- [GIVEN TASK]: How many lines of these entries include the string "JSON"? State the number alone.

==== GIVEN RECORDS ====

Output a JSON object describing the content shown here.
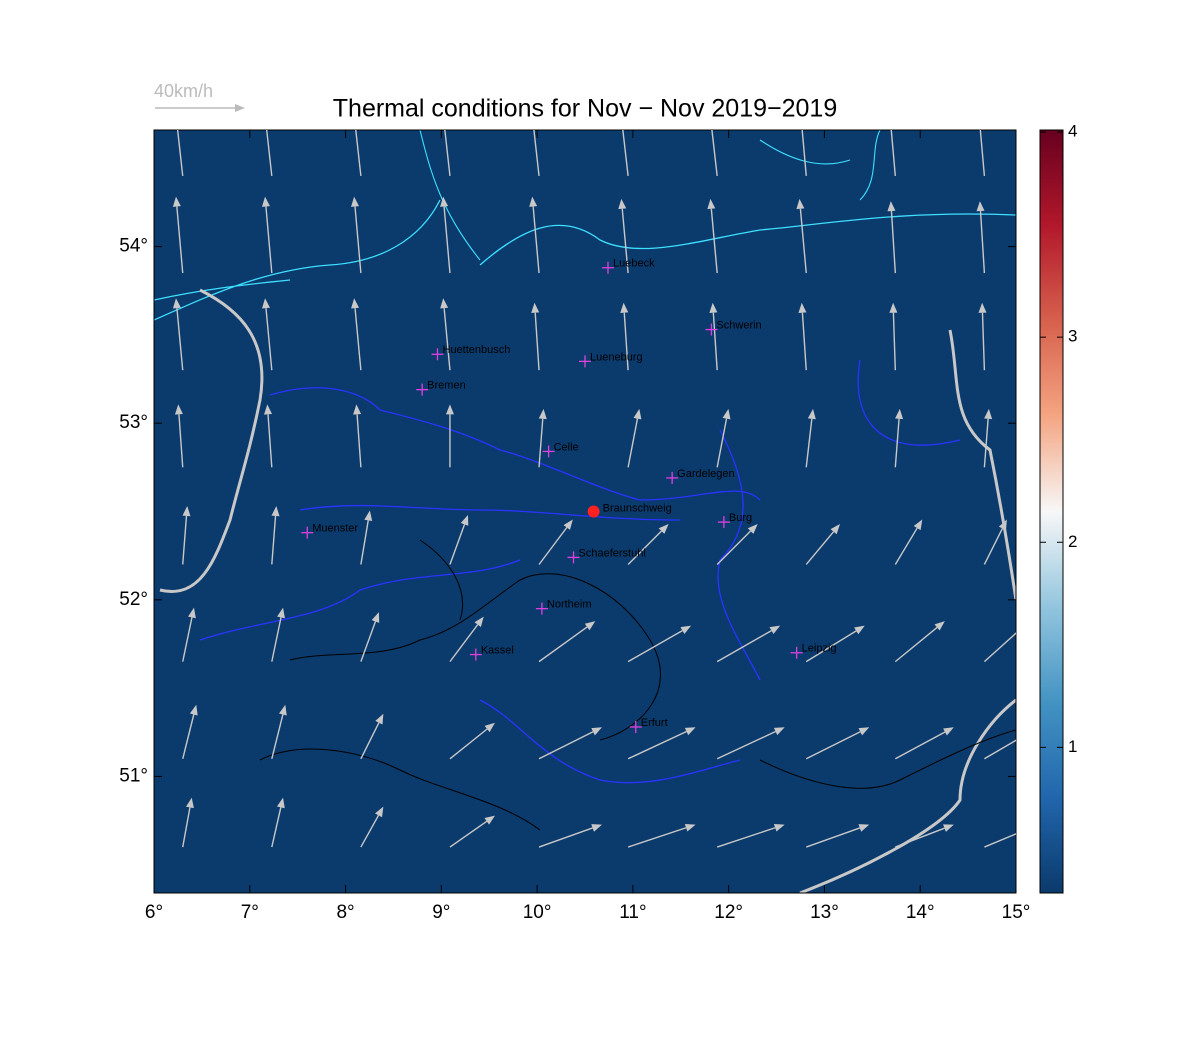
{
  "chart_data": {
    "type": "vector-map",
    "title": "Thermal conditions for Nov − Nov  2019−2019",
    "background_color": "#0b3a6c",
    "xlim": [
      6,
      15
    ],
    "ylim": [
      50.34,
      54.66
    ],
    "xticks": [
      {
        "value": 6,
        "label": "6°"
      },
      {
        "value": 7,
        "label": "7°"
      },
      {
        "value": 8,
        "label": "8°"
      },
      {
        "value": 9,
        "label": "9°"
      },
      {
        "value": 10,
        "label": "10°"
      },
      {
        "value": 11,
        "label": "11°"
      },
      {
        "value": 12,
        "label": "12°"
      },
      {
        "value": 13,
        "label": "13°"
      },
      {
        "value": 14,
        "label": "14°"
      },
      {
        "value": 15,
        "label": "15°"
      }
    ],
    "yticks": [
      {
        "value": 51,
        "label": "51°"
      },
      {
        "value": 52,
        "label": "52°"
      },
      {
        "value": 53,
        "label": "53°"
      },
      {
        "value": 54,
        "label": "54°"
      }
    ],
    "colorbar": {
      "clim": [
        0.29,
        4.01
      ],
      "ticks": [
        1,
        2,
        3,
        4
      ],
      "colors": [
        "#0b3a6c",
        "#2166ac",
        "#4393c3",
        "#92c5de",
        "#f7f7f7",
        "#f4a582",
        "#d6604d",
        "#b2182b",
        "#67001f"
      ]
    },
    "wind_scale_label": "40km/h",
    "wind_scale_value": 40,
    "wind_color": "#c8c8c8",
    "wind": {
      "lon": [
        6.3,
        7.23,
        8.16,
        9.09,
        10.02,
        10.95,
        11.88,
        12.81,
        13.74,
        14.67
      ],
      "lat": [
        54.4,
        53.85,
        53.3,
        52.75,
        52.2,
        51.65,
        51.1,
        50.6
      ],
      "u": [
        [
          -4,
          -4,
          -4,
          -4,
          -4,
          -4,
          -4,
          -3,
          -3,
          -3
        ],
        [
          -3,
          -3,
          -3,
          -3,
          -3,
          -3,
          -3,
          -3,
          -2,
          -2
        ],
        [
          -3,
          -3,
          -3,
          -3,
          -2,
          -2,
          -2,
          -2,
          -1,
          -1
        ],
        [
          -2,
          -2,
          -2,
          0,
          2,
          5,
          5,
          3,
          2,
          2
        ],
        [
          2,
          2,
          4,
          8,
          15,
          18,
          18,
          15,
          12,
          10
        ],
        [
          5,
          5,
          8,
          15,
          25,
          28,
          28,
          26,
          22,
          20
        ],
        [
          6,
          6,
          10,
          20,
          28,
          30,
          30,
          28,
          26,
          24
        ],
        [
          4,
          5,
          10,
          20,
          28,
          30,
          30,
          28,
          26,
          24
        ]
      ],
      "v": [
        [
          36,
          36,
          36,
          36,
          36,
          35,
          35,
          34,
          34,
          34
        ],
        [
          34,
          34,
          34,
          34,
          34,
          33,
          33,
          33,
          32,
          32
        ],
        [
          32,
          32,
          32,
          32,
          30,
          30,
          30,
          30,
          30,
          30
        ],
        [
          28,
          28,
          28,
          28,
          26,
          26,
          26,
          26,
          26,
          26
        ],
        [
          26,
          26,
          24,
          22,
          20,
          18,
          18,
          18,
          20,
          20
        ],
        [
          24,
          24,
          22,
          20,
          18,
          16,
          16,
          16,
          18,
          18
        ],
        [
          24,
          24,
          20,
          16,
          14,
          14,
          14,
          14,
          14,
          14
        ],
        [
          22,
          22,
          18,
          14,
          10,
          10,
          10,
          10,
          10,
          10
        ]
      ]
    },
    "cities": [
      {
        "name": "Luebeck",
        "lon": 10.74,
        "lat": 53.88
      },
      {
        "name": "Schwerin",
        "lon": 11.82,
        "lat": 53.53
      },
      {
        "name": "Huettenbusch",
        "lon": 8.96,
        "lat": 53.39
      },
      {
        "name": "Lueneburg",
        "lon": 10.5,
        "lat": 53.35
      },
      {
        "name": "Bremen",
        "lon": 8.8,
        "lat": 53.19
      },
      {
        "name": "Celle",
        "lon": 10.12,
        "lat": 52.84
      },
      {
        "name": "Gardelegen",
        "lon": 11.41,
        "lat": 52.69
      },
      {
        "name": "Burg",
        "lon": 11.95,
        "lat": 52.44
      },
      {
        "name": "Muenster",
        "lon": 7.6,
        "lat": 52.38
      },
      {
        "name": "Schaeferstuhl",
        "lon": 10.38,
        "lat": 52.24
      },
      {
        "name": "Northeim",
        "lon": 10.05,
        "lat": 51.95
      },
      {
        "name": "Kassel",
        "lon": 9.36,
        "lat": 51.69
      },
      {
        "name": "Leipzig",
        "lon": 12.71,
        "lat": 51.7
      },
      {
        "name": "Erfurt",
        "lon": 11.03,
        "lat": 51.28
      }
    ],
    "city_color": "#e040e0",
    "station": {
      "name": "Braunschweig",
      "lon": 10.59,
      "lat": 52.5,
      "color": "#ff2020"
    }
  }
}
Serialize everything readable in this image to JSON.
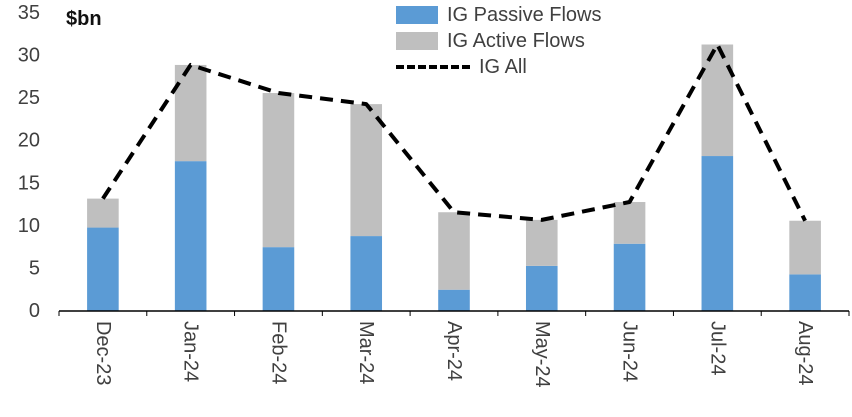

====

- [TASK ANSWER]: 2